## Aim of the exercise
Return every entry exactly as written.

(Dataset rows about figures)
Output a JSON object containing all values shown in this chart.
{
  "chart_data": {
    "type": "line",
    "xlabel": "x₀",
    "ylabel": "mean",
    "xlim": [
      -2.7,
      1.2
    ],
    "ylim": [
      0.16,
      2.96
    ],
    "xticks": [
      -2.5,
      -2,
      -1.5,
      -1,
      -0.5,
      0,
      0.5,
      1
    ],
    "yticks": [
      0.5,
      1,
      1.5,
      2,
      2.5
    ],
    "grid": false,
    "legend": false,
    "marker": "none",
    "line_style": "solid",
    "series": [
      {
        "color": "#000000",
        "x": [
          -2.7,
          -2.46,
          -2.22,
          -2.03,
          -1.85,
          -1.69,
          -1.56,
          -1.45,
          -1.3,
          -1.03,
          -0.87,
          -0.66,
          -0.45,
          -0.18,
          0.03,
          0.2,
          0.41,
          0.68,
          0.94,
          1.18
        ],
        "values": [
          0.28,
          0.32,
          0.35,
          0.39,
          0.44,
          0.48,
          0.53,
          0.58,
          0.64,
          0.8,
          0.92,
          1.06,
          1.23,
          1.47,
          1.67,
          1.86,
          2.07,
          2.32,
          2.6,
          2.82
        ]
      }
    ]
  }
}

## Output for this task
Output a JSON object containing all values shown in this chart.
{
  "chart_data": {
    "type": "line",
    "xlabel": "x₀",
    "ylabel": "mean",
    "xlim": [
      -2.7,
      1.2
    ],
    "ylim": [
      0.16,
      2.96
    ],
    "xticks": [
      -2.5,
      -2,
      -1.5,
      -1,
      -0.5,
      0,
      0.5,
      1
    ],
    "yticks": [
      0.5,
      1,
      1.5,
      2,
      2.5
    ],
    "grid": false,
    "legend": false,
    "marker": "none",
    "line_style": "solid",
    "series": [
      {
        "color": "#000000",
        "x": [
          -2.7,
          -2.46,
          -2.22,
          -2.03,
          -1.85,
          -1.69,
          -1.56,
          -1.45,
          -1.3,
          -1.03,
          -0.87,
          -0.66,
          -0.45,
          -0.18,
          0.03,
          0.2,
          0.41,
          0.68,
          0.94,
          1.18
        ],
        "values": [
          0.28,
          0.32,
          0.35,
          0.39,
          0.44,
          0.48,
          0.53,
          0.58,
          0.64,
          0.8,
          0.92,
          1.06,
          1.23,
          1.47,
          1.67,
          1.86,
          2.07,
          2.32,
          2.6,
          2.82
        ]
      }
    ]
  }
}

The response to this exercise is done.